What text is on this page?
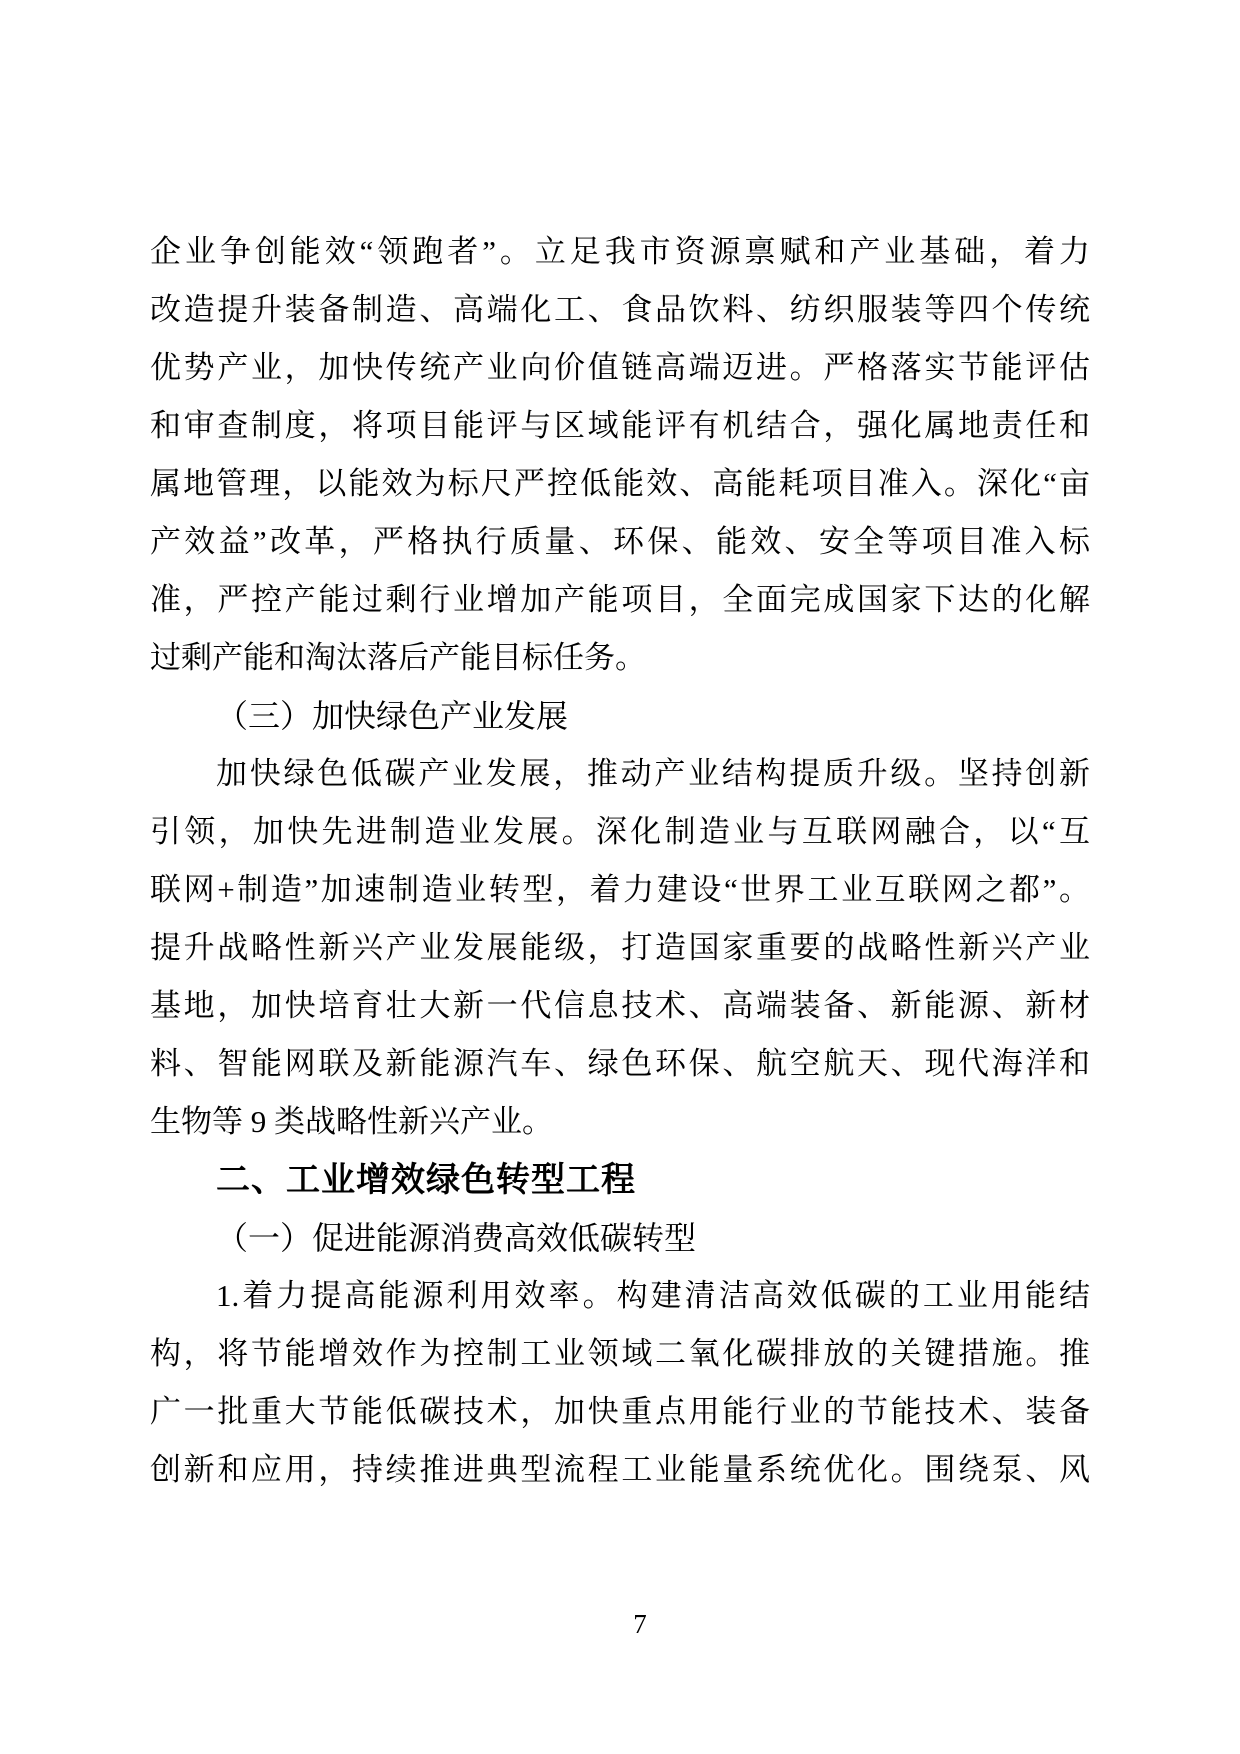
企业争创能效“领跑者”。立足我市资源禀赋和产业基础，着力
改造提升装备制造、高端化工、食品饮料、纺织服装等四个传统
优势产业，加快传统产业向价值链高端迈进。严格落实节能评估
和审查制度，将项目能评与区域能评有机结合，强化属地责任和
属地管理，以能效为标尺严控低能效、高能耗项目准入。深化“亩
产效益”改革，严格执行质量、环保、能效、安全等项目准入标
准，严控产能过剩行业增加产能项目，全面完成国家下达的化解
过剩产能和淘汰落后产能目标任务。
（三）加快绿色产业发展
加快绿色低碳产业发展，推动产业结构提质升级。坚持创新
引领，加快先进制造业发展。深化制造业与互联网融合，以“互
联网+制造”加速制造业转型，着力建设“世界工业互联网之都”。
提升战略性新兴产业发展能级，打造国家重要的战略性新兴产业
基地，加快培育壮大新一代信息技术、高端装备、新能源、新材
料、智能网联及新能源汽车、绿色环保、航空航天、现代海洋和
生物等 9 类战略性新兴产业。
二、工业增效绿色转型工程
（一）促进能源消费高效低碳转型
1.着力提高能源利用效率。构建清洁高效低碳的工业用能结
构，将节能增效作为控制工业领域二氧化碳排放的关键措施。推
广一批重大节能低碳技术，加快重点用能行业的节能技术、装备
创新和应用，持续推进典型流程工业能量系统优化。围绕泵、风
7
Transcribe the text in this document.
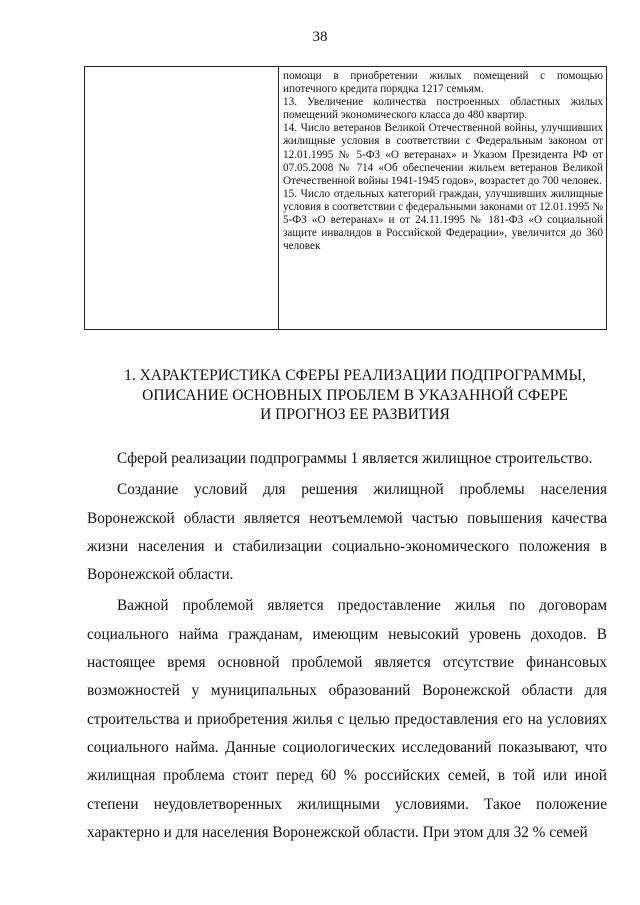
38

помощи в приобретении жилых помещений с помощью ипотечного кредита порядка 1217 семьям.

13. Увеличение количества построенных областных жилых помещений экономического класса до 480 квартир.

14. Число ветеранов Великой Отечественной войны, улучшивших жилищные условия в соответствии с Федеральным законом от 12.01.1995 № 5-ФЗ «О ветеранах» и Указом Президента РФ от 07.05.2008 № 714 «Об обеспечении жильем ветеранов Великой Отечественной войны 1941-1945 годов», возрастет до 700 человек.

15. Число отдельных категорий граждан, улучшивших жилищные условия в соответствии с федеральными законами от 12.01.1995 № 5-ФЗ «О ветеранах» и от 24.11.1995 № 181-ФЗ «О социальной защите инвалидов в Российской Федерации», увеличится до 360 человек

1. ХАРАКТЕРИСТИКА СФЕРЫ РЕАЛИЗАЦИИ ПОДПРОГРАММЫ,
ОПИСАНИЕ ОСНОВНЫХ ПРОБЛЕМ В УКАЗАННОЙ СФЕРЕ
И ПРОГНОЗ ЕЕ РАЗВИТИЯ

Сферой реализации подпрограммы 1 является жилищное строительство.

Создание условий для решения жилищной проблемы населения Воронежской области является неотъемлемой частью повышения качества жизни населения и стабилизации социально-экономического положения в Воронежской области.

Важной проблемой является предоставление жилья по договорам социального найма гражданам, имеющим невысокий уровень доходов. В настоящее время основной проблемой является отсутствие финансовых возможностей у муниципальных образований Воронежской области для строительства и приобретения жилья с целью предоставления его на условиях социального найма. Данные социологических исследований показывают, что жилищная проблема стоит перед 60 % российских семей, в той или иной степени неудовлетворенных жилищными условиями. Такое положение характерно и для населения Воронежской области. При этом для 32 % семей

> **SET EXERCISE**
Take every line containing the word "text" and copy it.

> **OUTPUT OF THE EXERCISE**
What text is on this page?
Transcribe the text in this document.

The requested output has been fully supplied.